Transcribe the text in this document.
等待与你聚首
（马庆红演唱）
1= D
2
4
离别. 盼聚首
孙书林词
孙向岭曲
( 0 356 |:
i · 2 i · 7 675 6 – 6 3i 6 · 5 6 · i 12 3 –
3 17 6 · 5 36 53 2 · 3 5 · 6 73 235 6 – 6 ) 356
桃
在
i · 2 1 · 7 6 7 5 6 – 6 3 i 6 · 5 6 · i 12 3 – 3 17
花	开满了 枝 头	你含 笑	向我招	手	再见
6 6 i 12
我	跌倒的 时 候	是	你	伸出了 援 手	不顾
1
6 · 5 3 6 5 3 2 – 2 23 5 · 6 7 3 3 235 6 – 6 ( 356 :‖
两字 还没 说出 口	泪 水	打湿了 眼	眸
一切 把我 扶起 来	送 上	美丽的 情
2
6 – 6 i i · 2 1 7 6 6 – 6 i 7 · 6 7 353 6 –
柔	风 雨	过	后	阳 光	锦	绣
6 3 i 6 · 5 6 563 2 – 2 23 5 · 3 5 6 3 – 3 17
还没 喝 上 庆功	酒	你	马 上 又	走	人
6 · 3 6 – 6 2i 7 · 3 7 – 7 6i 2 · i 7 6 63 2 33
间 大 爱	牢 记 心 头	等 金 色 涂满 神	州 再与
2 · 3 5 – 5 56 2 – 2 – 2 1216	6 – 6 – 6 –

:::

▸ EXERCISE GOAL
Exactly as shown, repeat every record.

▸ THE SOLUTION
Transcribe the text in this document.
等待与你聚首
（马庆红演唱）
1= D
2
4
离别. 盼聚首
孙书林词
孙向岭曲
( 0 356 |:
i · 2 i · 7 675 6 – 6 3i 6 · 5 6 · i 12 3 –
3 17 6 · 5 36 53 2 · 3 5 · 6 73 235 6 – 6 ) 356
桃
在
i · 2 1 · 7 6 7 5 6 – 6 3 i 6 · 5 6 · i 12 3 – 3 17
花	开满了 枝 头	你含 笑	向我招	手	再见
6 6 i 12
我	跌倒的 时 候	是	你	伸出了 援 手	不顾
1
6 · 5 3 6 5 3 2 – 2 23 5 · 6 7 3 3 235 6 – 6 ( 356 :‖
两字 还没 说出 口	泪 水	打湿了 眼	眸
一切 把我 扶起 来	送 上	美丽的 情
2
6 – 6 i i · 2 1 7 6 6 – 6 i 7 · 6 7 353 6 –
柔	风 雨	过	后	阳 光	锦	绣
6 3 i 6 · 5 6 563 2 – 2 23 5 · 3 5 6 3 – 3 17
还没 喝 上 庆功	酒	你	马 上 又	走	人
6 · 3 6 – 6 2i 7 · 3 7 – 7 6i 2 · i 7 6 63 2 33
间 大 爱	牢 记 心 头	等 金 色 涂满 神	州 再与
2 · 3 5 – 5 56 2 – 2 – 2 1216	6 – 6 – 6 –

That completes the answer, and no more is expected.